## start Stored records

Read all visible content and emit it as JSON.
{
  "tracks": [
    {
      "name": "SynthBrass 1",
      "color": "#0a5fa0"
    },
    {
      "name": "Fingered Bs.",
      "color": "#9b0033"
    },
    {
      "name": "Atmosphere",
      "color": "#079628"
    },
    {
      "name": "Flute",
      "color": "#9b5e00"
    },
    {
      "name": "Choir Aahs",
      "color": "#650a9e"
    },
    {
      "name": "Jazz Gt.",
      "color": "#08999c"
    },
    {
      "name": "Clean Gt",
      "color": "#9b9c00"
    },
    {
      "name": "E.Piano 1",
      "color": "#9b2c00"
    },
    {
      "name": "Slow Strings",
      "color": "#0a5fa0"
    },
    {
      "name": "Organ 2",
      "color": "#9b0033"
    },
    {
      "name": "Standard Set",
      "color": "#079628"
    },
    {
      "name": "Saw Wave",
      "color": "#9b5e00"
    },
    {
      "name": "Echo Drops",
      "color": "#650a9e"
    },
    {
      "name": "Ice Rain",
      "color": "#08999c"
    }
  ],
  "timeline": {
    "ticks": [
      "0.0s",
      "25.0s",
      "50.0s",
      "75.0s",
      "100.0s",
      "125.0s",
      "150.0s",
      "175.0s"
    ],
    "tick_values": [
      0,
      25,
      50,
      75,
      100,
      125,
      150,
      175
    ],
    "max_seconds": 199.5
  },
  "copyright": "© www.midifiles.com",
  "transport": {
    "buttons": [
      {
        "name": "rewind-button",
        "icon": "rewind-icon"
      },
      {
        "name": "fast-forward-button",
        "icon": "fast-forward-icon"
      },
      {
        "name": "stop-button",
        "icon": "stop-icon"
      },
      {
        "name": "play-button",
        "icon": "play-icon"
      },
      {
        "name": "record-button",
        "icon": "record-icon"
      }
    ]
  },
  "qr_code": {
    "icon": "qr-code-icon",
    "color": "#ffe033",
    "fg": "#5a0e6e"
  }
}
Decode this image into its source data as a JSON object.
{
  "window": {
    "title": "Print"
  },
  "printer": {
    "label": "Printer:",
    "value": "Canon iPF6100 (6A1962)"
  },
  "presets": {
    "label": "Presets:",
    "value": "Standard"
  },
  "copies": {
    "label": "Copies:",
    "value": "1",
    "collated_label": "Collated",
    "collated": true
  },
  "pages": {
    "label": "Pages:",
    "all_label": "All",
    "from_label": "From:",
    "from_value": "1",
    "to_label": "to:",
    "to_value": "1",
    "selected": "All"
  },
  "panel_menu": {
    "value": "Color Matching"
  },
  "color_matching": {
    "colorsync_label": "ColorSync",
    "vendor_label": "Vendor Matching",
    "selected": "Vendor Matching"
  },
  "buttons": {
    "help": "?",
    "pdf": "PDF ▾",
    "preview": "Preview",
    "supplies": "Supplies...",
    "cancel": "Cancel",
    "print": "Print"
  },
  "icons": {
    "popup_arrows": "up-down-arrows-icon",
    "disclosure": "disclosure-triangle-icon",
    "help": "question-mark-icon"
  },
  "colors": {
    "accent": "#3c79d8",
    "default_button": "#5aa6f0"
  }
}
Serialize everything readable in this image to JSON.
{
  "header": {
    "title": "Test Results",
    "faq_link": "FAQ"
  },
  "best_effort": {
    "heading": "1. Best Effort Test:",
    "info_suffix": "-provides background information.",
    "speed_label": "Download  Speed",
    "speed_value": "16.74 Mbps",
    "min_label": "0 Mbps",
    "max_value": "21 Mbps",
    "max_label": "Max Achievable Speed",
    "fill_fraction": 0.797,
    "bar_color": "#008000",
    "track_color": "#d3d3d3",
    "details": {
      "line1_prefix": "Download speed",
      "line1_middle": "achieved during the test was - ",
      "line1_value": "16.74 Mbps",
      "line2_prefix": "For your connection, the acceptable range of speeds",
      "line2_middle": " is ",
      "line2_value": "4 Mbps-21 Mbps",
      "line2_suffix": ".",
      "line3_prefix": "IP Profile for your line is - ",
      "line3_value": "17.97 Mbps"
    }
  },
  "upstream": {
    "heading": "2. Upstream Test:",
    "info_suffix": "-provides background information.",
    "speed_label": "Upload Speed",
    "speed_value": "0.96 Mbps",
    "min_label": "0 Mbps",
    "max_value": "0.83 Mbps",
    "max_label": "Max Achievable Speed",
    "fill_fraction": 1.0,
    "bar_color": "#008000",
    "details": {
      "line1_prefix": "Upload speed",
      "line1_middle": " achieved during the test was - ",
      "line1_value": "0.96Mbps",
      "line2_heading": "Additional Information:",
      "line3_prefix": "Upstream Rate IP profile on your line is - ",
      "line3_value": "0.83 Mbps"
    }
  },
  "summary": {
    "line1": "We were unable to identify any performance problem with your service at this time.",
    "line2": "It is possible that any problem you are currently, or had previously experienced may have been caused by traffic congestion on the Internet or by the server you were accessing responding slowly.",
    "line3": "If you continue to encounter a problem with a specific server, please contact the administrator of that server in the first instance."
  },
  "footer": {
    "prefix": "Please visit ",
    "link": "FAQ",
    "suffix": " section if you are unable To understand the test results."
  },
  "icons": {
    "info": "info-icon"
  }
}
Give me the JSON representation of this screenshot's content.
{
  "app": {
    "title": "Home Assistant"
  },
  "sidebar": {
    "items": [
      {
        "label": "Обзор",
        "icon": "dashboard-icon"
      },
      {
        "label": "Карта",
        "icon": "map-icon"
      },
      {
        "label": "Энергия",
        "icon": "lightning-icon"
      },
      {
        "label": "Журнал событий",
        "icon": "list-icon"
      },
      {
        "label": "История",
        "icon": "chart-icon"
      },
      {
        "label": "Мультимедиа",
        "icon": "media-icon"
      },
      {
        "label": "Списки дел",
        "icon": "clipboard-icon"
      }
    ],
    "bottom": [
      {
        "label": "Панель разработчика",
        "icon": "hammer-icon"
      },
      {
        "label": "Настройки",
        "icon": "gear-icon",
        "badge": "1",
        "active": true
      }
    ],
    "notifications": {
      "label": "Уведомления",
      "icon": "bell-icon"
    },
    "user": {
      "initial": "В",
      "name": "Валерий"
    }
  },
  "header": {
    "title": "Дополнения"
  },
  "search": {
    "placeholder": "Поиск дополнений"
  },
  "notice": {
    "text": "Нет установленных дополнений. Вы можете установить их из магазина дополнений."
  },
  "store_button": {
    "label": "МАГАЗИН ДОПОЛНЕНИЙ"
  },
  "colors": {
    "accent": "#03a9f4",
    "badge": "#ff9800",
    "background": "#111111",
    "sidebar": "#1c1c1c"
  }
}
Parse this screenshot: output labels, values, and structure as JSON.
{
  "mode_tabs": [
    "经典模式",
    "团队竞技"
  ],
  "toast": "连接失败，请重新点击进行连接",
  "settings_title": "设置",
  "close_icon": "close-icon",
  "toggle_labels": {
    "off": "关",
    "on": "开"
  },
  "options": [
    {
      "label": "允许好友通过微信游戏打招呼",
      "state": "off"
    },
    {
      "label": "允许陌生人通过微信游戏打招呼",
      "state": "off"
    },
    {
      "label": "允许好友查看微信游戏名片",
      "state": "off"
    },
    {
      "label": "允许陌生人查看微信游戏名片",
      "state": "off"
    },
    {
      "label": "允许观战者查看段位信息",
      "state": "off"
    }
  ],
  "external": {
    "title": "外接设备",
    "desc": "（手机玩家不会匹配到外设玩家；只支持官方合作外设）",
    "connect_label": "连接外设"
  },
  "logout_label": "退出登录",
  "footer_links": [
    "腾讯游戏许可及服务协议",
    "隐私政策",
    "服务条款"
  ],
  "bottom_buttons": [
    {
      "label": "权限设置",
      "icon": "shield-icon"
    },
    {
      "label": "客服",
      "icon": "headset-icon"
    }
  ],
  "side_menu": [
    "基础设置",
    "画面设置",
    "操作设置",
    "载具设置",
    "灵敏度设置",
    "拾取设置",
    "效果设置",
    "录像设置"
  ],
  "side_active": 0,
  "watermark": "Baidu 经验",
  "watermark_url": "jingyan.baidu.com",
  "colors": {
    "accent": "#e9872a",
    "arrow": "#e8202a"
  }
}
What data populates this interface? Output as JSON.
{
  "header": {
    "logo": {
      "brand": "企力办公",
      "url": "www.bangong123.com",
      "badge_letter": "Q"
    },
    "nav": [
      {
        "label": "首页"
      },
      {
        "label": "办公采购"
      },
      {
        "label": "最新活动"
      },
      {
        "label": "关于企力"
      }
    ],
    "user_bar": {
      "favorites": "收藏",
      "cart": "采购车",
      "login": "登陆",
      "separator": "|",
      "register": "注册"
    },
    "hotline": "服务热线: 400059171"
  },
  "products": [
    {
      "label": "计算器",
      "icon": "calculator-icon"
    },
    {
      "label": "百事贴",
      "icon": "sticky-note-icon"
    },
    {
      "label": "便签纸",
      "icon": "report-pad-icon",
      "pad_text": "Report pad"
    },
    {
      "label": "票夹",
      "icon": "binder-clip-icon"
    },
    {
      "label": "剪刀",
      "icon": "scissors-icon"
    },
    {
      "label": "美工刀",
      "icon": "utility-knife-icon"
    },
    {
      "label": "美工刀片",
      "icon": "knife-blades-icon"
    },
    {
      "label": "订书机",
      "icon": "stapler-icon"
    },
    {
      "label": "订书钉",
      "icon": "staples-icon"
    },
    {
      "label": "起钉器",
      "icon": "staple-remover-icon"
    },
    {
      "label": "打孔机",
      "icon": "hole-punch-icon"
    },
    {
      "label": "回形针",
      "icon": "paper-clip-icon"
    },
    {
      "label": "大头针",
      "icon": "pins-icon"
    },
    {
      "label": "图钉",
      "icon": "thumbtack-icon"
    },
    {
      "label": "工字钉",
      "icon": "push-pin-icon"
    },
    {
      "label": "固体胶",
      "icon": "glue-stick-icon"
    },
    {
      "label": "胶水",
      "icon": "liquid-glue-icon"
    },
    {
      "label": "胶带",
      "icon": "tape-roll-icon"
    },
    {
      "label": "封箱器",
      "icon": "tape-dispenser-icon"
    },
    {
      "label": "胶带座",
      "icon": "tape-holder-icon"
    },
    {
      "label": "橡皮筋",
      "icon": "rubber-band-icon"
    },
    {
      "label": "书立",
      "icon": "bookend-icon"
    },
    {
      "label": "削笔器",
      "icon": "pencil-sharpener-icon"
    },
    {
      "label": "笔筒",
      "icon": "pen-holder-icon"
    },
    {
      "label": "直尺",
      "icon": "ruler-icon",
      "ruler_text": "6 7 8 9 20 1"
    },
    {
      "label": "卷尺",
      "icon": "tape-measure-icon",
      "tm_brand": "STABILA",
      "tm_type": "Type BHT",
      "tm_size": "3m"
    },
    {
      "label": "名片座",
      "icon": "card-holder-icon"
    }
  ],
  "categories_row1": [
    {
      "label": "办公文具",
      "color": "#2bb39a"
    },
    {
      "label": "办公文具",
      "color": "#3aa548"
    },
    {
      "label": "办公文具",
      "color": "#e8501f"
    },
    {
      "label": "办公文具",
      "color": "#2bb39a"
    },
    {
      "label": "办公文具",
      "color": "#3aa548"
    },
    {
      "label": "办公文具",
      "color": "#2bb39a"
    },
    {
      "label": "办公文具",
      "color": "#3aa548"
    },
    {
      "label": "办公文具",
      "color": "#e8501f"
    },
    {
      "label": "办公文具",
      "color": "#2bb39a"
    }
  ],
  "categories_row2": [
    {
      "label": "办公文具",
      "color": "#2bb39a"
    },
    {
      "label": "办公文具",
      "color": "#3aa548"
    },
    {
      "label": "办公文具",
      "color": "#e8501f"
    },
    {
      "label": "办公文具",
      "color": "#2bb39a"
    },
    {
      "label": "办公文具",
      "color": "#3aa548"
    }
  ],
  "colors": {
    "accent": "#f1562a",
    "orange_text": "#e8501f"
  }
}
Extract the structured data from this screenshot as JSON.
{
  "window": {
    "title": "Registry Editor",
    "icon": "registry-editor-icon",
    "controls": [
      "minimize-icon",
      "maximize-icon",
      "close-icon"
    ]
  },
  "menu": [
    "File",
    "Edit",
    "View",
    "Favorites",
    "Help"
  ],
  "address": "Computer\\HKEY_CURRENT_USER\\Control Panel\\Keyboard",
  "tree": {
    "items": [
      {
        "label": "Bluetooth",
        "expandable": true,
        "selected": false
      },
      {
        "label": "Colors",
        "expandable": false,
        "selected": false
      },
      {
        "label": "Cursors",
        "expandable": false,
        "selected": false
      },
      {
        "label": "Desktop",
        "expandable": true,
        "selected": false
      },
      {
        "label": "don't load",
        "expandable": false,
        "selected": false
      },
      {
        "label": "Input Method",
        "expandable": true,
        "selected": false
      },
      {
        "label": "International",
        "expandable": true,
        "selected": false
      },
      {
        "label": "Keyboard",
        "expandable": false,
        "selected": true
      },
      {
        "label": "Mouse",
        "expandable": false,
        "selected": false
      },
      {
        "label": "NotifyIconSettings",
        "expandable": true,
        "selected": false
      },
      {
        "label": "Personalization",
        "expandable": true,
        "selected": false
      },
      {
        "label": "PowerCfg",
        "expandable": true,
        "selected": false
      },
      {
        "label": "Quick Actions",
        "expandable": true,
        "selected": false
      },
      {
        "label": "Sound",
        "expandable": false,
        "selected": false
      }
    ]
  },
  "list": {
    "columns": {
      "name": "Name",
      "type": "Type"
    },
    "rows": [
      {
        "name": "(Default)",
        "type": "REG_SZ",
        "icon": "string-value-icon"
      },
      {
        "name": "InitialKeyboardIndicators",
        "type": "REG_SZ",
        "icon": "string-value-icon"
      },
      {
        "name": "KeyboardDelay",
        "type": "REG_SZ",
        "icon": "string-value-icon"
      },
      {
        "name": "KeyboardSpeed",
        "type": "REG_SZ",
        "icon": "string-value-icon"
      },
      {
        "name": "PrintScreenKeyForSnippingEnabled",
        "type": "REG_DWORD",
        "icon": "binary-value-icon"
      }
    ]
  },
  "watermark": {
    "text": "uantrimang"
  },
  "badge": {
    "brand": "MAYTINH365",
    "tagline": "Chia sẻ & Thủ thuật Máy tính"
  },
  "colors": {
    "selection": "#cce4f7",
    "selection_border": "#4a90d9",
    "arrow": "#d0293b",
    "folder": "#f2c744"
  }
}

## end Stored records

▶ What needs to be done
Only lines with the word "Download" are wanted, so copy each one from the records.

▶ Result for this task
    "speed_label": "Download  Speed",
      "line1_prefix": "Download speed",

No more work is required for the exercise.